Directions -
Quote the full listing word for word.

Entries shown -
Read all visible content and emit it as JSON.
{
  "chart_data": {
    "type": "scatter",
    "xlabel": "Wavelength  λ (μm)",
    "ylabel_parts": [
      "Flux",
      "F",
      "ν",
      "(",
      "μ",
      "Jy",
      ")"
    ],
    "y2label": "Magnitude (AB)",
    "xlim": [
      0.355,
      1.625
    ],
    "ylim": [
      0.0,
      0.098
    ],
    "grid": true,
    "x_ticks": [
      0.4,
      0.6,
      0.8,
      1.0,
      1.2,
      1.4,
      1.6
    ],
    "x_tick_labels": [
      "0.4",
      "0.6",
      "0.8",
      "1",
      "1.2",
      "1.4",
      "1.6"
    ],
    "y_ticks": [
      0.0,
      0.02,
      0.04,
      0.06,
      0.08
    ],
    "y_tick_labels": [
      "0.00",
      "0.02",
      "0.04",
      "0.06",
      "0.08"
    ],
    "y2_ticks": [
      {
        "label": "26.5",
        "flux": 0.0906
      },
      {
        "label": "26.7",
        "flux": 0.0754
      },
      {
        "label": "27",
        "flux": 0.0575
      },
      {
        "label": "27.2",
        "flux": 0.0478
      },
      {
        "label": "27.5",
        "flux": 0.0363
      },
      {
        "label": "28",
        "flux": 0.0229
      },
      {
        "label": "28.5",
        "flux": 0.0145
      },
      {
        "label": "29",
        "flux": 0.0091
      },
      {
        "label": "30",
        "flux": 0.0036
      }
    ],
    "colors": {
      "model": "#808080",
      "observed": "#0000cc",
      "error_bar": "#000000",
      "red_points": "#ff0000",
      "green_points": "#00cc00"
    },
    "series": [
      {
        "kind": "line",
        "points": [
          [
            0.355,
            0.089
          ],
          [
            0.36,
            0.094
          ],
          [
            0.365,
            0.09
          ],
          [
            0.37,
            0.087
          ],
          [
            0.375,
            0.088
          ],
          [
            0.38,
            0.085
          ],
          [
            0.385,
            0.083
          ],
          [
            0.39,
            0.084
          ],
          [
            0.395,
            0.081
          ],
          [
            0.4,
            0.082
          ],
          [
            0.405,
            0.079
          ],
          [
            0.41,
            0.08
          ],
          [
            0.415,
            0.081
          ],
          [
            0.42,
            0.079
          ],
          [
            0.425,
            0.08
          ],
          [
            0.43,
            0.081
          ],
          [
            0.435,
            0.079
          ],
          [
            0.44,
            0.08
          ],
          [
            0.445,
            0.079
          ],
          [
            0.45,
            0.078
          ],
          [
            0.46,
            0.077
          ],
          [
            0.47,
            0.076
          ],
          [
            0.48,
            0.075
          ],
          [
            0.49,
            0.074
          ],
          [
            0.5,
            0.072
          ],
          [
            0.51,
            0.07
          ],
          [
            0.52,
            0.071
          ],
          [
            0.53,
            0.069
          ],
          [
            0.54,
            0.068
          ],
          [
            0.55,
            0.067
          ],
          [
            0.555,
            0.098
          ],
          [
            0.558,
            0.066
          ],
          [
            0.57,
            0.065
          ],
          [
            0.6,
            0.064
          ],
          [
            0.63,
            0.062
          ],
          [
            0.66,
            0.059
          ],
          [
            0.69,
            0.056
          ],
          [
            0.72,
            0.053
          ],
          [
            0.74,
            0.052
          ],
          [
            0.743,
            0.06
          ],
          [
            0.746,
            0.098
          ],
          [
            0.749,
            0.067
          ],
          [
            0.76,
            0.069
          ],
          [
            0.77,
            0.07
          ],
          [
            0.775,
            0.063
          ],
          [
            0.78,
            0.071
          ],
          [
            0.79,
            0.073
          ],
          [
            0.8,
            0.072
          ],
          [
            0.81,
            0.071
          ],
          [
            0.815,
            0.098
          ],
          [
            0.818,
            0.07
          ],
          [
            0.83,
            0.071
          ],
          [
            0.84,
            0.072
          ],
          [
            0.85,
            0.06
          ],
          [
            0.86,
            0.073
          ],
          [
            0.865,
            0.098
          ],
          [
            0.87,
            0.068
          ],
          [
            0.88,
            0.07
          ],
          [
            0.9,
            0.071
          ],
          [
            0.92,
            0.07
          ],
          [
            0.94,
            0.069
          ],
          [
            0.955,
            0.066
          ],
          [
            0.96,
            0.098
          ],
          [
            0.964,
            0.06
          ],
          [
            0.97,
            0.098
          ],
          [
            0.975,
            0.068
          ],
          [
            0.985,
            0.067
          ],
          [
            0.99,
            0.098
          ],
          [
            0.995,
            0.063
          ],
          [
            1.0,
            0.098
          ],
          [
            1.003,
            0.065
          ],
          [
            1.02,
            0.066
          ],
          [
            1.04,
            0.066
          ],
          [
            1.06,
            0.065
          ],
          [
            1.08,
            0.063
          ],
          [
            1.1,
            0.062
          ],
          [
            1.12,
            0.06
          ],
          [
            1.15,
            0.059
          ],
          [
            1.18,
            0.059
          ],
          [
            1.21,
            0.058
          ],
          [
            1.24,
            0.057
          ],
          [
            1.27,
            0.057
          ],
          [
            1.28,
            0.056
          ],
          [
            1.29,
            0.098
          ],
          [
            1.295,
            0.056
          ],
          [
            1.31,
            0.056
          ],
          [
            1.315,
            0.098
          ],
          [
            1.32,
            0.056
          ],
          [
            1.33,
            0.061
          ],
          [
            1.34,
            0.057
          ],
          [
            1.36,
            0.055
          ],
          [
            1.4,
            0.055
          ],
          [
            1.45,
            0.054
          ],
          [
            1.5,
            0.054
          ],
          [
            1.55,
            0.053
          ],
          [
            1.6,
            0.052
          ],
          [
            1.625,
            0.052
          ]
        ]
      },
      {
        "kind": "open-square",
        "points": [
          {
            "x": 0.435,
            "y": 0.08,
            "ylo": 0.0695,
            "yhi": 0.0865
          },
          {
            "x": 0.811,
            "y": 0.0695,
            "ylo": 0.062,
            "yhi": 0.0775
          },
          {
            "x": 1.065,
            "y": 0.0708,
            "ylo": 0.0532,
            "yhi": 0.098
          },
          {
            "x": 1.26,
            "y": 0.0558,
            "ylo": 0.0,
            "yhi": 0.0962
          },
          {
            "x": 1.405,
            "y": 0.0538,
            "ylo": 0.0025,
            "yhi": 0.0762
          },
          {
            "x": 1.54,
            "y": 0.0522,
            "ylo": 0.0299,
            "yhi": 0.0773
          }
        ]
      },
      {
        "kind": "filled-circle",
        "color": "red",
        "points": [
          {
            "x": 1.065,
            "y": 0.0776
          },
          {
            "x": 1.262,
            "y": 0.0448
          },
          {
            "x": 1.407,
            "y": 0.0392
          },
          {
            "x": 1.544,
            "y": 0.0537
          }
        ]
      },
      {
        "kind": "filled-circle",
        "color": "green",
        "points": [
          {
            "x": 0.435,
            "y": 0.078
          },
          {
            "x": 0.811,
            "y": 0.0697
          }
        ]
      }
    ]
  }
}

Output of the exercise -
Read all visible content and emit it as JSON.
{
  "chart_data": {
    "type": "scatter",
    "xlabel": "Wavelength  λ (μm)",
    "ylabel_parts": [
      "Flux",
      "F",
      "ν",
      "(",
      "μ",
      "Jy",
      ")"
    ],
    "y2label": "Magnitude (AB)",
    "xlim": [
      0.355,
      1.625
    ],
    "ylim": [
      0.0,
      0.098
    ],
    "grid": true,
    "x_ticks": [
      0.4,
      0.6,
      0.8,
      1.0,
      1.2,
      1.4,
      1.6
    ],
    "x_tick_labels": [
      "0.4",
      "0.6",
      "0.8",
      "1",
      "1.2",
      "1.4",
      "1.6"
    ],
    "y_ticks": [
      0.0,
      0.02,
      0.04,
      0.06,
      0.08
    ],
    "y_tick_labels": [
      "0.00",
      "0.02",
      "0.04",
      "0.06",
      "0.08"
    ],
    "y2_ticks": [
      {
        "label": "26.5",
        "flux": 0.0906
      },
      {
        "label": "26.7",
        "flux": 0.0754
      },
      {
        "label": "27",
        "flux": 0.0575
      },
      {
        "label": "27.2",
        "flux": 0.0478
      },
      {
        "label": "27.5",
        "flux": 0.0363
      },
      {
        "label": "28",
        "flux": 0.0229
      },
      {
        "label": "28.5",
        "flux": 0.0145
      },
      {
        "label": "29",
        "flux": 0.0091
      },
      {
        "label": "30",
        "flux": 0.0036
      }
    ],
    "colors": {
      "model": "#808080",
      "observed": "#0000cc",
      "error_bar": "#000000",
      "red_points": "#ff0000",
      "green_points": "#00cc00"
    },
    "series": [
      {
        "kind": "line",
        "points": [
          [
            0.355,
            0.089
          ],
          [
            0.36,
            0.094
          ],
          [
            0.365,
            0.09
          ],
          [
            0.37,
            0.087
          ],
          [
            0.375,
            0.088
          ],
          [
            0.38,
            0.085
          ],
          [
            0.385,
            0.083
          ],
          [
            0.39,
            0.084
          ],
          [
            0.395,
            0.081
          ],
          [
            0.4,
            0.082
          ],
          [
            0.405,
            0.079
          ],
          [
            0.41,
            0.08
          ],
          [
            0.415,
            0.081
          ],
          [
            0.42,
            0.079
          ],
          [
            0.425,
            0.08
          ],
          [
            0.43,
            0.081
          ],
          [
            0.435,
            0.079
          ],
          [
            0.44,
            0.08
          ],
          [
            0.445,
            0.079
          ],
          [
            0.45,
            0.078
          ],
          [
            0.46,
            0.077
          ],
          [
            0.47,
            0.076
          ],
          [
            0.48,
            0.075
          ],
          [
            0.49,
            0.074
          ],
          [
            0.5,
            0.072
          ],
          [
            0.51,
            0.07
          ],
          [
            0.52,
            0.071
          ],
          [
            0.53,
            0.069
          ],
          [
            0.54,
            0.068
          ],
          [
            0.55,
            0.067
          ],
          [
            0.555,
            0.098
          ],
          [
            0.558,
            0.066
          ],
          [
            0.57,
            0.065
          ],
          [
            0.6,
            0.064
          ],
          [
            0.63,
            0.062
          ],
          [
            0.66,
            0.059
          ],
          [
            0.69,
            0.056
          ],
          [
            0.72,
            0.053
          ],
          [
            0.74,
            0.052
          ],
          [
            0.743,
            0.06
          ],
          [
            0.746,
            0.098
          ],
          [
            0.749,
            0.067
          ],
          [
            0.76,
            0.069
          ],
          [
            0.77,
            0.07
          ],
          [
            0.775,
            0.063
          ],
          [
            0.78,
            0.071
          ],
          [
            0.79,
            0.073
          ],
          [
            0.8,
            0.072
          ],
          [
            0.81,
            0.071
          ],
          [
            0.815,
            0.098
          ],
          [
            0.818,
            0.07
          ],
          [
            0.83,
            0.071
          ],
          [
            0.84,
            0.072
          ],
          [
            0.85,
            0.06
          ],
          [
            0.86,
            0.073
          ],
          [
            0.865,
            0.098
          ],
          [
            0.87,
            0.068
          ],
          [
            0.88,
            0.07
          ],
          [
            0.9,
            0.071
          ],
          [
            0.92,
            0.07
          ],
          [
            0.94,
            0.069
          ],
          [
            0.955,
            0.066
          ],
          [
            0.96,
            0.098
          ],
          [
            0.964,
            0.06
          ],
          [
            0.97,
            0.098
          ],
          [
            0.975,
            0.068
          ],
          [
            0.985,
            0.067
          ],
          [
            0.99,
            0.098
          ],
          [
            0.995,
            0.063
          ],
          [
            1.0,
            0.098
          ],
          [
            1.003,
            0.065
          ],
          [
            1.02,
            0.066
          ],
          [
            1.04,
            0.066
          ],
          [
            1.06,
            0.065
          ],
          [
            1.08,
            0.063
          ],
          [
            1.1,
            0.062
          ],
          [
            1.12,
            0.06
          ],
          [
            1.15,
            0.059
          ],
          [
            1.18,
            0.059
          ],
          [
            1.21,
            0.058
          ],
          [
            1.24,
            0.057
          ],
          [
            1.27,
            0.057
          ],
          [
            1.28,
            0.056
          ],
          [
            1.29,
            0.098
          ],
          [
            1.295,
            0.056
          ],
          [
            1.31,
            0.056
          ],
          [
            1.315,
            0.098
          ],
          [
            1.32,
            0.056
          ],
          [
            1.33,
            0.061
          ],
          [
            1.34,
            0.057
          ],
          [
            1.36,
            0.055
          ],
          [
            1.4,
            0.055
          ],
          [
            1.45,
            0.054
          ],
          [
            1.5,
            0.054
          ],
          [
            1.55,
            0.053
          ],
          [
            1.6,
            0.052
          ],
          [
            1.625,
            0.052
          ]
        ]
      },
      {
        "kind": "open-square",
        "points": [
          {
            "x": 0.435,
            "y": 0.08,
            "ylo": 0.0695,
            "yhi": 0.0865
          },
          {
            "x": 0.811,
            "y": 0.0695,
            "ylo": 0.062,
            "yhi": 0.0775
          },
          {
            "x": 1.065,
            "y": 0.0708,
            "ylo": 0.0532,
            "yhi": 0.098
          },
          {
            "x": 1.26,
            "y": 0.0558,
            "ylo": 0.0,
            "yhi": 0.0962
          },
          {
            "x": 1.405,
            "y": 0.0538,
            "ylo": 0.0025,
            "yhi": 0.0762
          },
          {
            "x": 1.54,
            "y": 0.0522,
            "ylo": 0.0299,
            "yhi": 0.0773
          }
        ]
      },
      {
        "kind": "filled-circle",
        "color": "red",
        "points": [
          {
            "x": 1.065,
            "y": 0.0776
          },
          {
            "x": 1.262,
            "y": 0.0448
          },
          {
            "x": 1.407,
            "y": 0.0392
          },
          {
            "x": 1.544,
            "y": 0.0537
          }
        ]
      },
      {
        "kind": "filled-circle",
        "color": "green",
        "points": [
          {
            "x": 0.435,
            "y": 0.078
          },
          {
            "x": 0.811,
            "y": 0.0697
          }
        ]
      }
    ]
  }
}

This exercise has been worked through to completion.